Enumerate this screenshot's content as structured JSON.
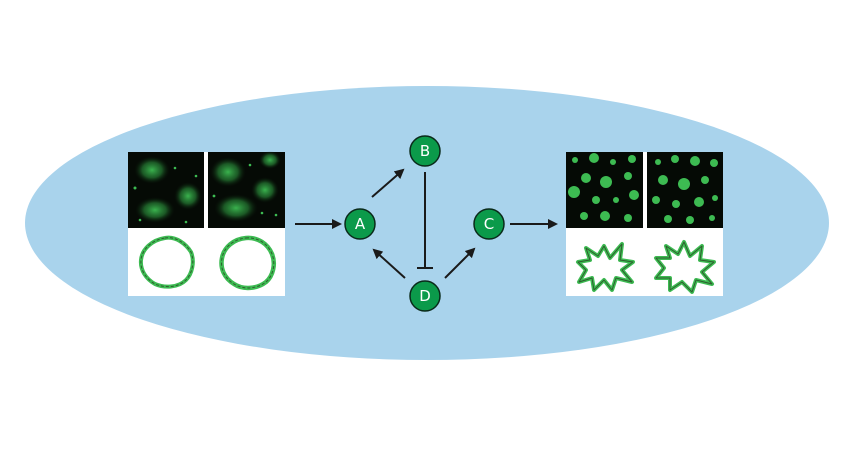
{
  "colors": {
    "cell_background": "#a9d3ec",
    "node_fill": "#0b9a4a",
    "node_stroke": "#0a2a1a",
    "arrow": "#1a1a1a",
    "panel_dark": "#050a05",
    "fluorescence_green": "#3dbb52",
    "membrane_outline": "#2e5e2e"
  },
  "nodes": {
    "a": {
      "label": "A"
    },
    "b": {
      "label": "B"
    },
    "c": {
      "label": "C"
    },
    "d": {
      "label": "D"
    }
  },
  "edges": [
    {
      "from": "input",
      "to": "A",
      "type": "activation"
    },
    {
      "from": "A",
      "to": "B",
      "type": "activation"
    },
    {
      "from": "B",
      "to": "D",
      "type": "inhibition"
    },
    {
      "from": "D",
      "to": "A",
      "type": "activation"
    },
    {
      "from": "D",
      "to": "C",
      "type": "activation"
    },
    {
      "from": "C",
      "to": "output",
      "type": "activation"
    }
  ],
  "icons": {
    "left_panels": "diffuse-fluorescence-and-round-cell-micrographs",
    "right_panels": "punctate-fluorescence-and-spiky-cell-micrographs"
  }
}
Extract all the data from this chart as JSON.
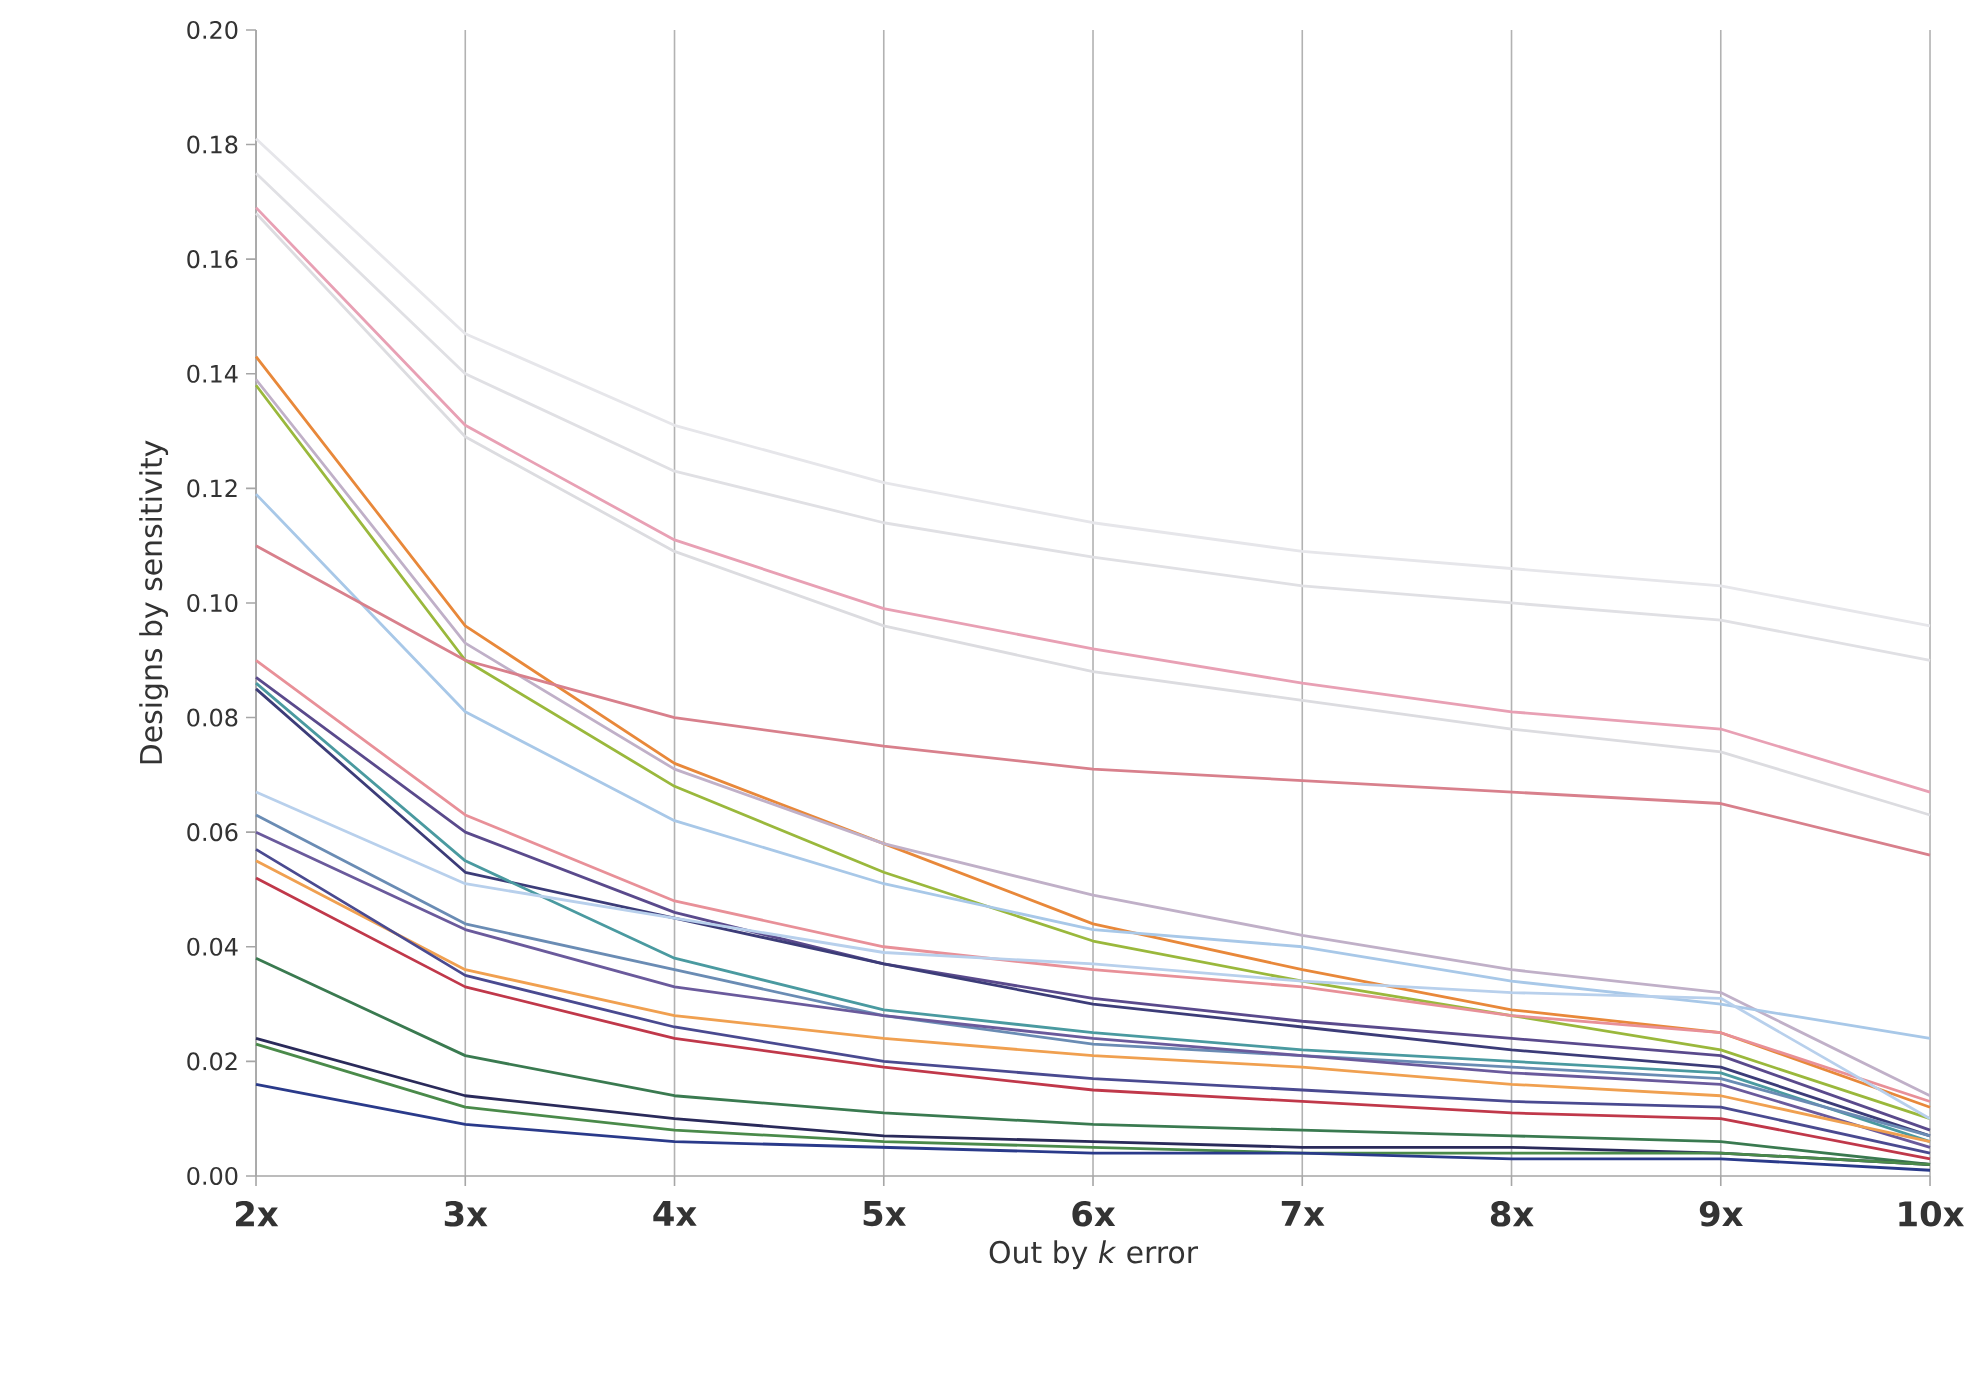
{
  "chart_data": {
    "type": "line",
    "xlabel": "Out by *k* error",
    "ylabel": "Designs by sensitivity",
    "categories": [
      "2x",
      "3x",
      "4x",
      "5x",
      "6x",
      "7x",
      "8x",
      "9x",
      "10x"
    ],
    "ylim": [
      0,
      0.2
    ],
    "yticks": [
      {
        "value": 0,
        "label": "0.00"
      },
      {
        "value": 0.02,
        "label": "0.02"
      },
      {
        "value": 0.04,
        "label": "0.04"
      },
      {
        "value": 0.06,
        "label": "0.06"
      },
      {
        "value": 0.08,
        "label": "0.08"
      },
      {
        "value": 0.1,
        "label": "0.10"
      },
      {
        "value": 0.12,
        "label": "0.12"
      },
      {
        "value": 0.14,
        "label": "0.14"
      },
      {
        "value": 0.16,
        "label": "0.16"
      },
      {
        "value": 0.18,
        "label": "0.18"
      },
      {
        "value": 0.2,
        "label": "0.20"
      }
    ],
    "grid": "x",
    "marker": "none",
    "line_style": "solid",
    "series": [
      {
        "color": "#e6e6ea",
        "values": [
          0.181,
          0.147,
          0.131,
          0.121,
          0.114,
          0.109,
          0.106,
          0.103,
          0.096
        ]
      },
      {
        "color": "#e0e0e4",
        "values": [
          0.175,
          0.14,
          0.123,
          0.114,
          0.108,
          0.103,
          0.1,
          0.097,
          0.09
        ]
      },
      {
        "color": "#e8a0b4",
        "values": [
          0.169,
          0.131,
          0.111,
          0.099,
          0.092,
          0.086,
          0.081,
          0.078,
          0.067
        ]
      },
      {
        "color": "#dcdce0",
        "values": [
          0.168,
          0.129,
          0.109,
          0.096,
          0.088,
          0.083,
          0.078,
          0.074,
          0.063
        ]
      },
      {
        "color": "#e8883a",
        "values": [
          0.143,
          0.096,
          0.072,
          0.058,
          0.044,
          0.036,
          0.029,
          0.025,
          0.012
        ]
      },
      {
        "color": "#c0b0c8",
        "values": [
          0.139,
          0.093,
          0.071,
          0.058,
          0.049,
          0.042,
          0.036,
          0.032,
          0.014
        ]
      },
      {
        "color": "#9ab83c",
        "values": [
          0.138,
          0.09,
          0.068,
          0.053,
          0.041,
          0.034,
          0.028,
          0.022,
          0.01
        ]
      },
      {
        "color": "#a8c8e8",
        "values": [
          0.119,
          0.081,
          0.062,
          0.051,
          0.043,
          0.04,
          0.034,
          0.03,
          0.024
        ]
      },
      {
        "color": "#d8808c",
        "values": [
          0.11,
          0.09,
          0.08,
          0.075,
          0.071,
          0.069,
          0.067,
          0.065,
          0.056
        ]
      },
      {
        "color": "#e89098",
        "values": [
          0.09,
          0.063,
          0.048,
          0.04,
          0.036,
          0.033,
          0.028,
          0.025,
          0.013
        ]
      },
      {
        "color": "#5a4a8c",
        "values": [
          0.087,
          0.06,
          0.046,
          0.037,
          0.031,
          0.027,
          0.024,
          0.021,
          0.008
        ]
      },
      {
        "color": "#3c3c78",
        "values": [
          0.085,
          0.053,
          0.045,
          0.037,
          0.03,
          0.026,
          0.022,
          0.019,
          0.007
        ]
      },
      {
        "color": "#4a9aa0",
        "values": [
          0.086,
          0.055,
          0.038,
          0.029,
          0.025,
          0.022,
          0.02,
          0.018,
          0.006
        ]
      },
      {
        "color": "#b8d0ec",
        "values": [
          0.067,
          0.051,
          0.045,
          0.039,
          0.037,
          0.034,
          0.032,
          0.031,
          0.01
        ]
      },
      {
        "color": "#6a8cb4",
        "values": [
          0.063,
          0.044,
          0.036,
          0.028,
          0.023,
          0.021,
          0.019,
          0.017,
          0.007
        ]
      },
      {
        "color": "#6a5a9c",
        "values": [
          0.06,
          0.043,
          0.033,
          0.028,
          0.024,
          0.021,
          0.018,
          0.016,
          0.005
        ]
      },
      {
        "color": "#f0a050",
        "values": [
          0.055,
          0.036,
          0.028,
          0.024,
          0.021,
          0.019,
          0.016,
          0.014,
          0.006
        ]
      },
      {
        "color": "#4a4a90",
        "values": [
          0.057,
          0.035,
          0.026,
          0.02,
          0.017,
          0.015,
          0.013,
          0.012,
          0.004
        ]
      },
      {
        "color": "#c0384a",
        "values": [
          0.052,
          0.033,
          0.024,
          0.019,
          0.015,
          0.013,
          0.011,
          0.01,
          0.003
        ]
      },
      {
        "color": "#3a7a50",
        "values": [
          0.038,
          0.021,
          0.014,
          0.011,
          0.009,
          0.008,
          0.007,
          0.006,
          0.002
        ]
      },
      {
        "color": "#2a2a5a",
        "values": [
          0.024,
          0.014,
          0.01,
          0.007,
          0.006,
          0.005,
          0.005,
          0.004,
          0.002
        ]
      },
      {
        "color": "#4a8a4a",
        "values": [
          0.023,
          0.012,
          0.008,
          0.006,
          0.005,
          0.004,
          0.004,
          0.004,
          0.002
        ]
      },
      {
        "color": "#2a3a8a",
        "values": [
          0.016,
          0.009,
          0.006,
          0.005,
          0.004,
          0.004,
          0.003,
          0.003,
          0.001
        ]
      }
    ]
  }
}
# # # #
▸ SHORT PROBLEM
Find the word "from" and list each line it appears in.

▸ TASK OUTPUT
      "from": "input",
      "from": "A",
      "from": "B",
      "from": "D",
      "from": "D",
      "from": "C",
Extract all the data from this chart as JSON.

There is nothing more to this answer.